● **Görevler**:
(A) Havza tarihi metninde “Havza M.Ö.2000 li” sözlerinden “İmparatorluğunun egemenliğine girmiştir.” sözlerine kadar olan kısmı kelimesi kelimesine yeniden yazın.
(B) Aşağıdaki ifadeler Havza tarihi metniyle uyuşuyor mu? Her birine evet ya da hayır deyin ve metinden belirleyici sözleri aynen aktarın.
(i) Havza'nın kuruluşu Hitit Uygarlığı dönemine dayanır.
(ii) Samsun, Miletliler tarafından kıyı kenti olarak kurulmuştur.
(iii) Bölgeyi istila eden Kimerler Kafkaslardan gelmiştir.
(C) Havza tarihi metnini kaldığı yerden sürdürüp sonrasını yazın.

--- Okuma metni ---

HAVZA
       
 

TARİHİ

Havza M.Ö.2000 li yıllarda kurulmuş olup, kuruluşu Hitit Uygarlığı dönemine dayanır. M.Ö.7.yy.da Samsun’un İonyalılarca kıyı kenti olarak kuruluşundan bir süre sonra Miletliler’in etkisi altına giren bölge, daha sonra Kafkaslardan gelen Kimerler’in istilasına uğramış, savaşlar sonucunda ise önce persler tarafından idare edilmiş, Büyük İskender’in Anadolu’yu istilasından sonra Makedonya İmparatorluğunun egemenliğine girmiştir.

 

M.Ö. I.yy.da Roma  istilasına uğrayan Havza. M.S. 935’te imparatorluğun bölünmesiyle Doğu roma (Bizans) imparatorluğuna dahil olmuştur.

--- Kayıtlı bilgiler ---

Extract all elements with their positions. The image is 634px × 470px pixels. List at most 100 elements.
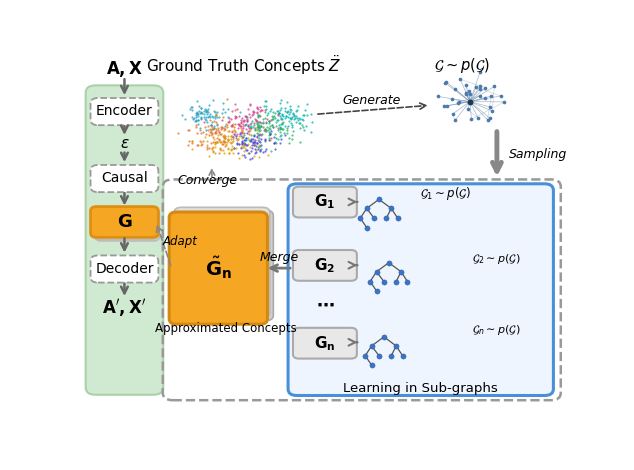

---

● **Beklenen cevaplar**:
(A)
Havza M.Ö.2000 li yıllarda kurulmuş olup, kuruluşu Hitit Uygarlığı dönemine dayanır. M.Ö.7.yy.da Samsun’un İonyalılarca kıyı kenti olarak kuruluşundan bir süre sonra Miletliler’in etkisi altına giren bölge, daha sonra Kafkaslardan gelen Kimerler’in istilasına uğramış, savaşlar sonucunda ise önce persler tarafından idare edilmiş, Büyük İskender’in Anadolu’yu istilasından sonra Makedonya İmparatorluğunun egemenliğine girmiştir.

(B)
(i) Evet: “kuruluşu Hitit Uygarlığı dönemine dayanır”
(ii) Hayır: “Samsun’un İonyalılarca kıyı kenti olarak kuruluşundan”
(iii) Evet: “Kafkaslardan gelen Kimerler’in istilasına uğramış”

(C)
 

Havza ,1071 Malazgirt Savaşından sonra Türk hakimiyeti girmiş ise de, haçlı seferleri sonucu sık sık el değiştirmiştir. 13 yy..’da  Selçukluların eline geçen bölge Selçuklu Hanedanlığının Çöküşünden sonra Canik Beyliği’ne daha sonra 1414’te Osmanlı yönetimine geçmiştir.

 

Bölgede M.S. 1050 yılında olan ve iki gün süren deprem sonucu çoğu bina ve bir de kilise yerle bir olmuş, yıkılan kilisenin altından çok sıcak su çıkmıştır. Eski tarihçiler ilçedeki şifalı suların o dönemlerde çok meşhur olduğunu hatta Romalıların buraya Thermee-Phoseemeomitarem adını verdiklerini belirtmişlerdir.

 

Havza, Osmanlılar döneminde Amasya ‘ya bağlı olarak yönetilmiş, 1882 yılında ilçe olmuş, 1925 yılında Samsuna bağlanmıştır.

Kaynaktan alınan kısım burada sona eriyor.